(Records from a data source)
□ □ □ □ □

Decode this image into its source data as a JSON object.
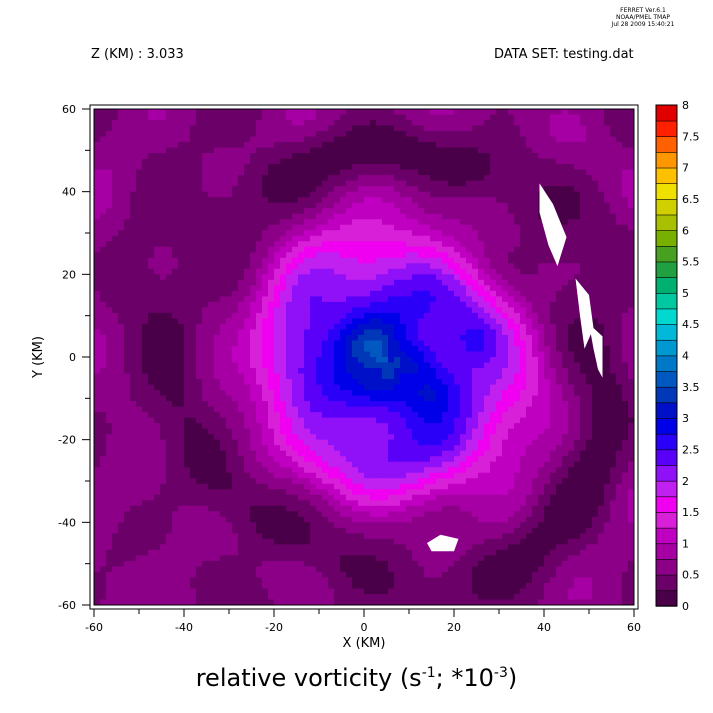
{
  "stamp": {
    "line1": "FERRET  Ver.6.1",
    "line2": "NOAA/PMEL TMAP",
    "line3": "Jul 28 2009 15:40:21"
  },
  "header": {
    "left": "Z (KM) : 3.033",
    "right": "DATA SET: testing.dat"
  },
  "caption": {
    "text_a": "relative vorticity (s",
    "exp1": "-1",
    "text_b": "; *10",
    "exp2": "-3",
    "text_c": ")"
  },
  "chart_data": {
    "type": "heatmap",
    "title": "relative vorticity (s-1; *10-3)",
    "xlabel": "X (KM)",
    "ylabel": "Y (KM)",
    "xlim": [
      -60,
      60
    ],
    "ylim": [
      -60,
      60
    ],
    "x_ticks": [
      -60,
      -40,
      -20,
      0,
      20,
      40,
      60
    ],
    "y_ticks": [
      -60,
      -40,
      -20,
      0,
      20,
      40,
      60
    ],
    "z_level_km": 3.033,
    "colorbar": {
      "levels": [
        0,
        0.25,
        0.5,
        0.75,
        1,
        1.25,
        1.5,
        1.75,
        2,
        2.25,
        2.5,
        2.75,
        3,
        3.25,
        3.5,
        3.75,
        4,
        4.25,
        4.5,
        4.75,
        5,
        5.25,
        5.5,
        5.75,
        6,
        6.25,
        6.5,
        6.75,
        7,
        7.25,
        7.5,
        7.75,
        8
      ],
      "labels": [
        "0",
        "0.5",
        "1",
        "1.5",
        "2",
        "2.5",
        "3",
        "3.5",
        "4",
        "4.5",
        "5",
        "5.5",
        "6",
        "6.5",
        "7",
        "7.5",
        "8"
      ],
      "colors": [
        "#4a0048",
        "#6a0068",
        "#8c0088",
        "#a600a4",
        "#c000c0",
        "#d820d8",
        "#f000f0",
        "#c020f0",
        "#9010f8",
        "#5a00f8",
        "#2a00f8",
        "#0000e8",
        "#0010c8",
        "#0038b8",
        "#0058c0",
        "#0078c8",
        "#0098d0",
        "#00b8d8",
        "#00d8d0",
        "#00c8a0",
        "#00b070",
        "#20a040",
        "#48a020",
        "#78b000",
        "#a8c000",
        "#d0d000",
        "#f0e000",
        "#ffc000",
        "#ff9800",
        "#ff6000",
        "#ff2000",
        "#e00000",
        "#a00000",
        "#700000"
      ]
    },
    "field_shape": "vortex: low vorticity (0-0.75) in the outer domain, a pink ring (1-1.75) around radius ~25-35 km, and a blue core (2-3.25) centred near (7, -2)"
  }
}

□ □ □ □ □

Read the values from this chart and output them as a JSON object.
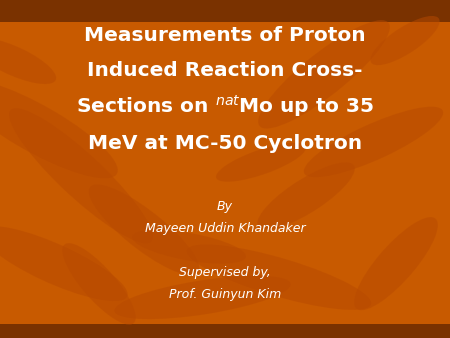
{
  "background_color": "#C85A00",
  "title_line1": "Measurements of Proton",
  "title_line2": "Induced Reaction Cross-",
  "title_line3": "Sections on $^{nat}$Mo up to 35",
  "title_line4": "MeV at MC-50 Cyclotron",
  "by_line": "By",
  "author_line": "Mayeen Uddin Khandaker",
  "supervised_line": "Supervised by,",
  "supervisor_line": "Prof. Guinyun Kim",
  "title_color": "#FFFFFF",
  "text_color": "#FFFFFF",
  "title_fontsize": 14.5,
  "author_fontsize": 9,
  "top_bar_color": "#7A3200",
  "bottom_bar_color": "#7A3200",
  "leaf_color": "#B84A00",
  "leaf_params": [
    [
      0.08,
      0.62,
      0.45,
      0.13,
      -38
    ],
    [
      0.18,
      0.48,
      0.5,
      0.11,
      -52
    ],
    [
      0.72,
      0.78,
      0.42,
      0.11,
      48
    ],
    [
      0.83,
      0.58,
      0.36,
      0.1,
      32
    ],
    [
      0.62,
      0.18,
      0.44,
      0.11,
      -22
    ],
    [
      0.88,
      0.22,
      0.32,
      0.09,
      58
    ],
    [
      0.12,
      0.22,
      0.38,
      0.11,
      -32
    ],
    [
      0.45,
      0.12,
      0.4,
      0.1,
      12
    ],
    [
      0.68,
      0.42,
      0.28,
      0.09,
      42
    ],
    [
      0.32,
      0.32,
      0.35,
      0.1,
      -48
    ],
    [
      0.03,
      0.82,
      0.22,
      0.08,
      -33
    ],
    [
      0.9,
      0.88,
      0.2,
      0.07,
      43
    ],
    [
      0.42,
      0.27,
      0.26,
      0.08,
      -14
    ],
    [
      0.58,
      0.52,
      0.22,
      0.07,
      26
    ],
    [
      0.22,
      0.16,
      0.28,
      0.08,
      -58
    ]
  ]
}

□ □ □ □ □

[Task prompt]
Among the lines of the data, identify those with the word "this". Copy each of them.

[Task result]
Decode this image into its source data as a JSON object.
Read the values from this chart and output them as a JSON object.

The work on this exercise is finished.